--- Directions for this task ---
Copy all lines in which the word "ставить" can be found.

--- Recorded information ---
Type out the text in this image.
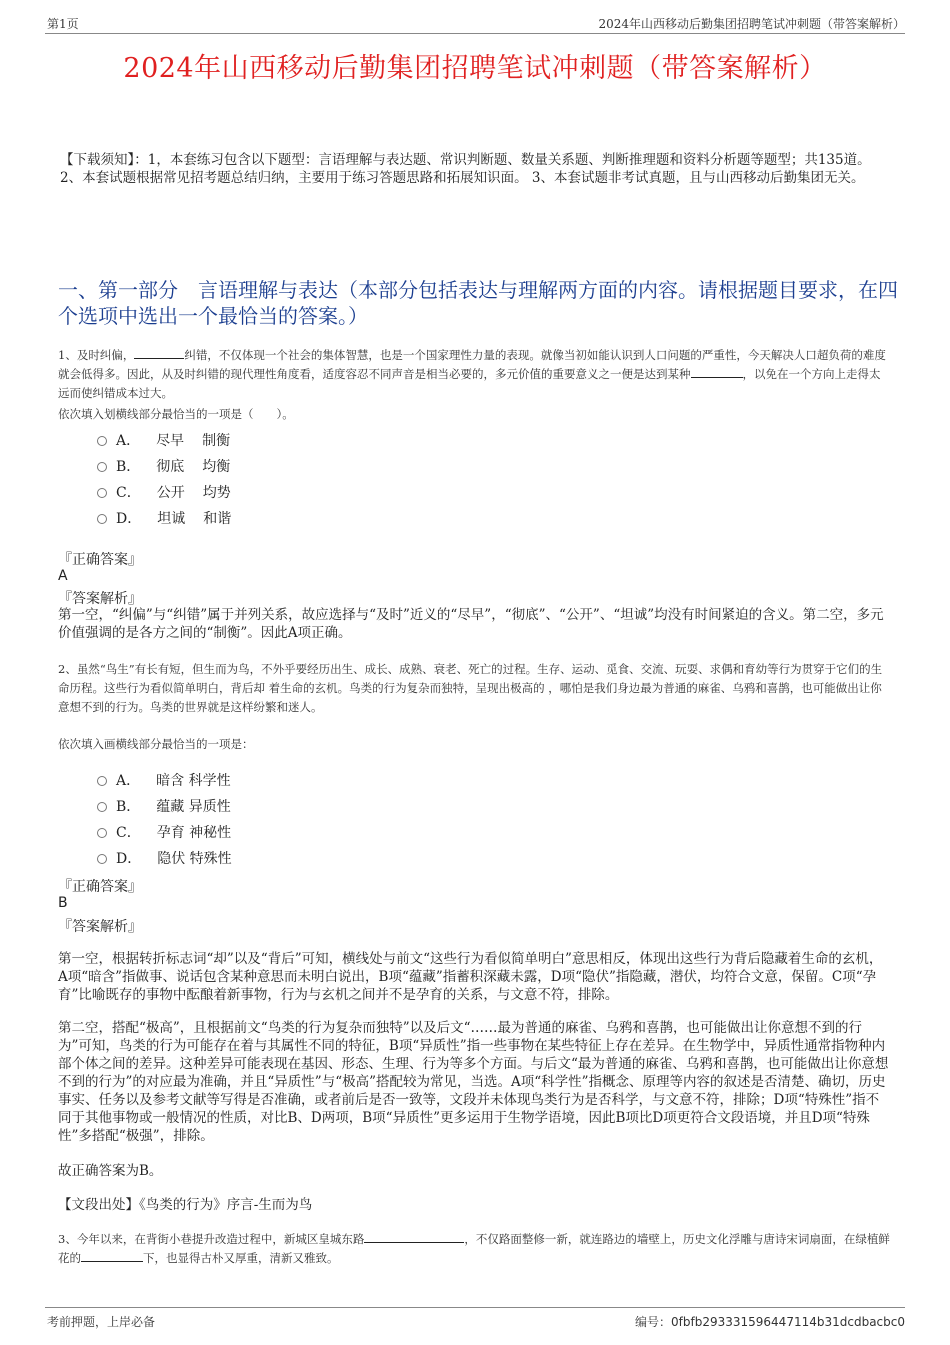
第1页	2024年山西移动后勤集团招聘笔试冲刺题（带答案解析）
2024年山西移动后勤集团招聘笔试冲刺题（带答案解析）
【下载须知】：1，本套练习包含以下题型：言语理解与表达题、常识判断题、数量关系题、判断推理题和资料分析题等题型；共135道。 2、本套试题根据常见招考题总结归纳，主要用于练习答题思路和拓展知识面。 3、本套试题非考试真题，且与山西移动后勤集团无关。
一、第一部分　言语理解与表达（本部分包括表达与理解两方面的内容。请根据题目要求，在四个选项中选出一个最恰当的答案。）
1、及时纠偏，	纠错，不仅体现一个社会的集体智慧，也是一个国家理性力量的表现。就像当初如能认识到人口问题的严重性，今天解决人口超负荷的难度就会低得多。因此，从及时纠错的现代理性角度看，适度容忍不同声音是相当必要的，多元价值的重要意义之一便是达到某种	，以免在一个方向上走得太远而使纠错成本过大。
依次填入划横线部分最恰当的一项是（　　）。
A． 尽早 制衡
B． 彻底 均衡
C． 公开 均势
D． 坦诚 和谐
『正确答案』
A
『答案解析』
第一空，“纠偏”与“纠错”属于并列关系，故应选择与“及时”近义的“尽早”，“彻底”、“公开”、“坦诚”均没有时间紧迫的含义。第二空，多元价值强调的是各方之间的“制衡”。因此A项正确。
2、虽然“鸟生”有长有短，但生而为鸟，不外乎要经历出生、成长、成熟、衰老、死亡的过程。生存、运动、觅食、交流、玩耍、求偶和育幼等行为贯穿于它们的生命历程。这些行为看似简单明白，背后却 着生命的玄机。鸟类的行为复杂而独特，呈现出极高的 ，哪怕是我们身边最为普通的麻雀、乌鸦和喜鹊，也可能做出让你意想不到的行为。鸟类的世界就是这样纷繁和迷人。
依次填入画横线部分最恰当的一项是：
A． 暗含 科学性
B． 蕴藏 异质性
C． 孕育 神秘性
D． 隐伏 特殊性
『正确答案』
B
『答案解析』
第一空，根据转折标志词“却”以及“背后”可知，横线处与前文“这些行为看似简单明白”意思相反，体现出这些行为背后隐藏着生命的玄机，A项“暗含”指做事、说话包含某种意思而未明白说出，B项“蕴藏”指蓄积深藏未露，D项“隐伏”指隐藏，潜伏，均符合文意，保留。C项“孕育”比喻既存的事物中酝酿着新事物，行为与玄机之间并不是孕育的关系，与文意不符，排除。
第二空，搭配“极高”，且根据前文“鸟类的行为复杂而独特”以及后文“……最为普通的麻雀、乌鸦和喜鹊，也可能做出让你意想不到的行为”可知，鸟类的行为可能存在着与其属性不同的特征，B项“异质性”指一些事物在某些特征上存在差异。在生物学中，异质性通常指物种内部个体之间的差异。这种差异可能表现在基因、形态、生理、行为等多个方面。与后文“最为普通的麻雀、乌鸦和喜鹊，也可能做出让你意想不到的行为”的对应最为准确，并且“异质性”与“极高”搭配较为常见，当选。A项“科学性”指概念、原理等内容的叙述是否清楚、确切，历史事实、任务以及参考文献等写得是否准确，或者前后是否一致等，文段并未体现鸟类行为是否科学，与文意不符，排除；D项“特殊性”指不同于其他事物或一般情况的性质，对比B、D两项，B项“异质性”更多运用于生物学语境，因此B项比D项更符合文段语境，并且D项“特殊性”多搭配“极强”，排除。
故正确答案为B。
【文段出处】《鸟类的行为》序言-生而为鸟
3、今年以来，在背街小巷提升改造过程中，新城区皇城东路	，不仅路面整修一新，就连路边的墙壁上，历史文化浮雕与唐诗宋词扇面，在绿植鲜花的	下，也显得古朴又厚重，清新又雅致。
考前押题，上岸必备	编号：0fbfb293331596447114b31dcdbacbc0
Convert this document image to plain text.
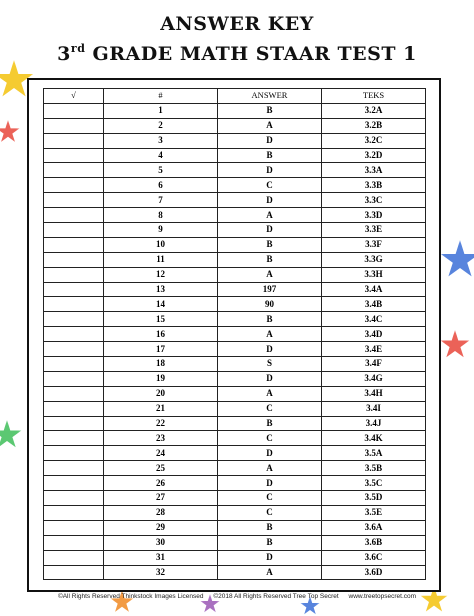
ANSWER KEY
3rd GRADE MATH STAAR TEST 1
√	#	ANSWER	TEKS
	1	B	3.2A
	2	A	3.2B
	3	D	3.2C
	4	B	3.2D
	5	D	3.3A
	6	C	3.3B
	7	D	3.3C
	8	A	3.3D
	9	D	3.3E
	10	B	3.3F
	11	B	3.3G
	12	A	3.3H
	13	197	3.4A
	14	90	3.4B
	15	B	3.4C
	16	A	3.4D
	17	D	3.4E
	18	S	3.4F
	19	D	3.4G
	20	A	3.4H
	21	C	3.4I
	22	B	3.4J
	23	C	3.4K
	24	D	3.5A
	25	A	3.5B
	26	D	3.5C
	27	C	3.5D
	28	C	3.5E
	29	B	3.6A
	30	B	3.6B
	31	D	3.6C
	32	A	3.6D
©All Rights Reserved Thinkstock Images Licensed ©2018 All Rights Reserved Tree Top Secret www.treetopsecret.com
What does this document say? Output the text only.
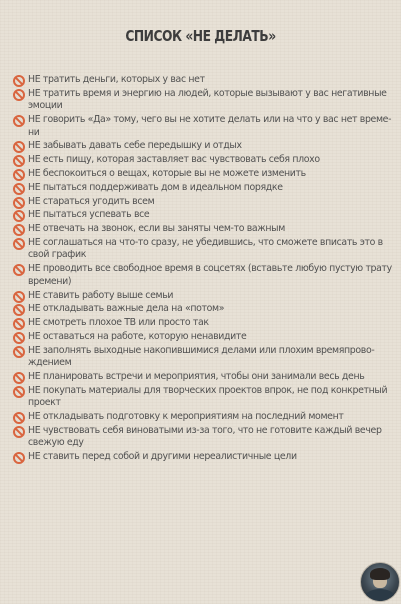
СПИСОК «НЕ ДЕЛАТЬ»
НЕ тратить деньги, которых у вас нет
НЕ тратить время и энергию на людей, которые вызывают у вас негативные эмоции
НЕ говорить «Да» тому, чего вы не хотите делать или на что у вас нет време-ни
НЕ забывать давать себе передышку и отдых
НЕ есть пищу, которая заставляет вас чувствовать себя плохо
НЕ беспокоиться о вещах, которые вы не можете изменить
НЕ пытаться поддерживать дом в идеальном порядке
НЕ стараться угодить всем
НЕ пытаться успевать все
НЕ отвечать на звонок, если вы заняты чем-то важным
НЕ соглашаться на что-то сразу, не убедившись, что сможете вписать это в свой график
НЕ проводить все свободное время в соцсетях (вставьте любую пустую трату времени)
НЕ ставить работу выше семьи
НЕ откладывать важные дела на «потом»
НЕ смотреть плохое ТВ или просто так
НЕ оставаться на работе, которую ненавидите
НЕ заполнять выходные накопившимися делами или плохим времяпрово-ждением
НЕ планировать встречи и мероприятия, чтобы они занимали весь день
НЕ покупать материалы для творческих проектов впрок, не под конкретный проект
НЕ откладывать подготовку к мероприятиям на последний момент
НЕ чувствовать себя виноватыми из-за того, что не готовите каждый вечер свежую еду
НЕ ставить перед собой и другими нереалистичные цели
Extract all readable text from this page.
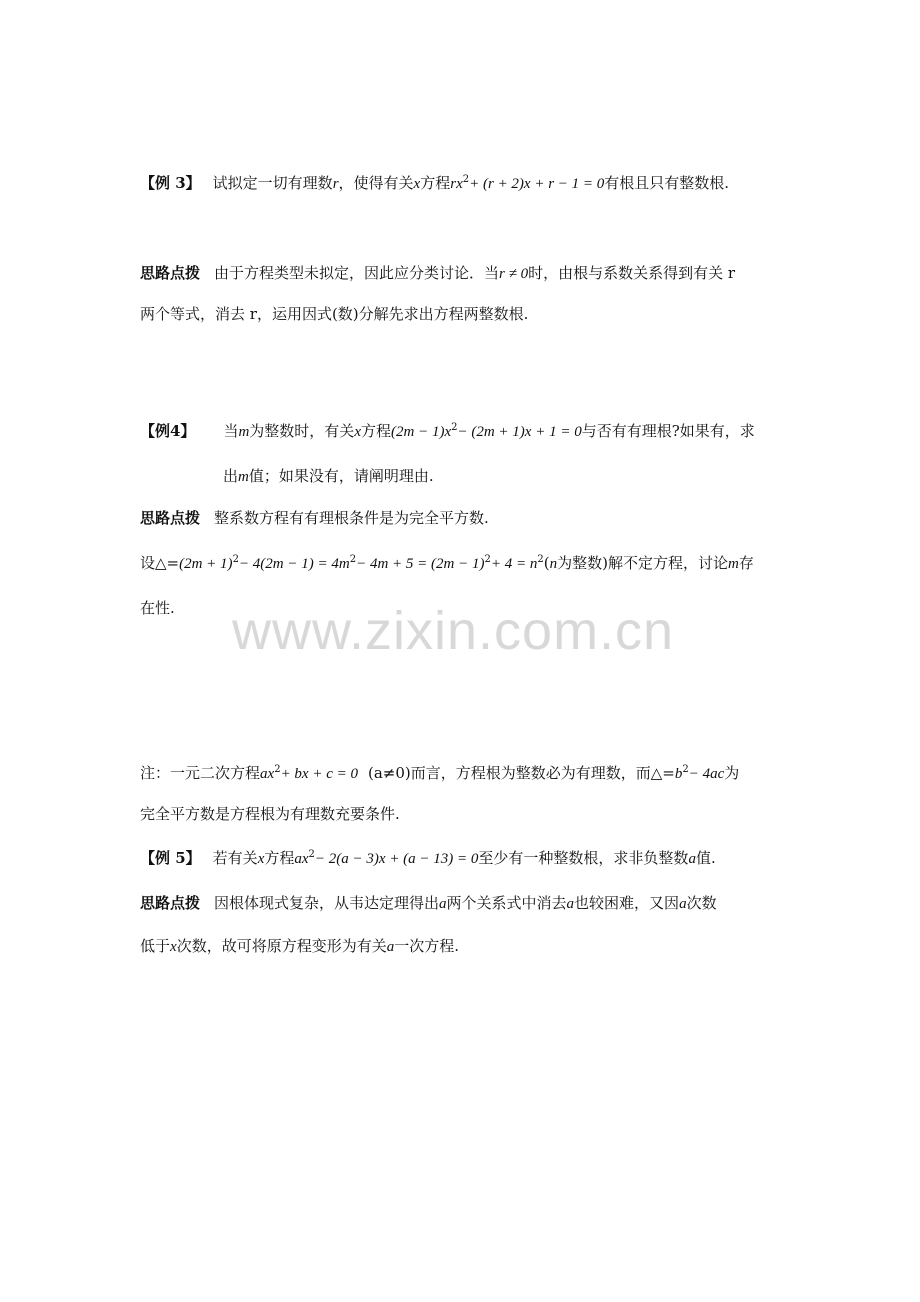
【例 3】 试拟定一切有理数r，使得有关x方程$rx^2+ (r + 2)x + r - 1 = 0$有根且只有整数根.
思路点拨 由于方程类型未拟定，因此应分类讨论．当r ≠ 0时，由根与系数关系得到有关 r
两个等式，消去 r，运用因式(数)分解先求出方程两整数根.
【例4】 当m为整数时，有关x方程$(2m - 1)x^2- (2m + 1)x + 1 = 0$与否有有理根?如果有，求
出m值；如果没有，请阐明理由.
思路点拨 整系数方程有有理根条件是为完全平方数.
设△=(2m + $1)^2- 4(2m - 1) = 4m^2- 4m + 5 = (2m - 1)^2+ 4 = n^2(n$为整数)解不定方程，讨论m存
在性. www.zixin.com.cn
注：一元二次方程$ax^2+$ bx + c = 0 (a≠0)而言，方程根为整数必为有理数，而$\triangle=b^2- 4ac$为
完全平方数是方程根为有理数充要条件.
【例 5】 若有关x方程$ax^2- 2(a - 3)x + (a - 13) = 0$至少有一种整数根，求非负整数a值.
思路点拨 因根体现式复杂，从韦达定理得出a两个关系式中消去a也较困难，又因a次数
低于x次数，故可将原方程变形为有关a一次方程.
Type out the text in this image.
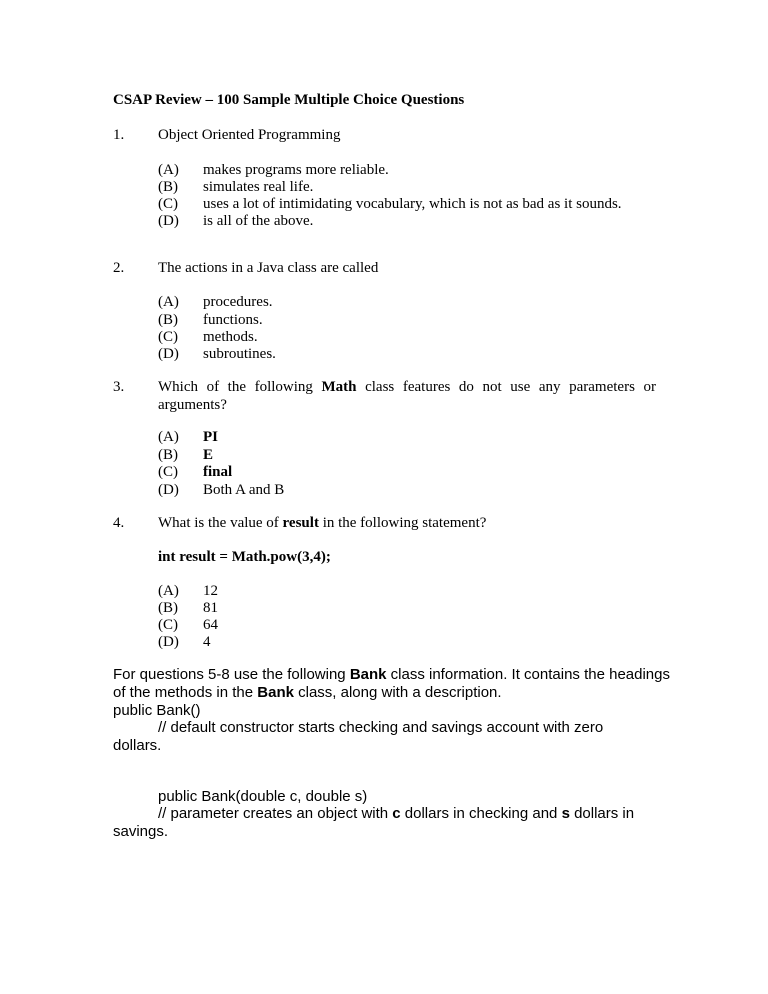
CSAP Review – 100 Sample Multiple Choice Questions
1. Object Oriented Programming
(A) makes programs more reliable.
(B) simulates real life.
(C) uses a lot of intimidating vocabulary, which is not as bad as it sounds.
(D) is all of the above.
2. The actions in a Java class are called
(A) procedures.
(B) functions.
(C) methods.
(D) subroutines.
3. Which of the following Math class features do not use any parameters or arguments?
(A) PI
(B) E
(C) final
(D) Both A and B
4. What is the value of result in the following statement?
int result = Math.pow(3,4);
(A) 12
(B) 81
(C) 64
(D) 4
For questions 5-8 use the following Bank class information. It contains the headings of the methods in the Bank class, along with a description.
public Bank()
// default constructor starts checking and savings account with zero
dollars.
public Bank(double c, double s)
// parameter creates an object with c dollars in checking and s dollars in
savings.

--- Exercise answer ---
НЕ ставить работу выше семьи
НЕ ставить перед собой и другими нереалистичные цели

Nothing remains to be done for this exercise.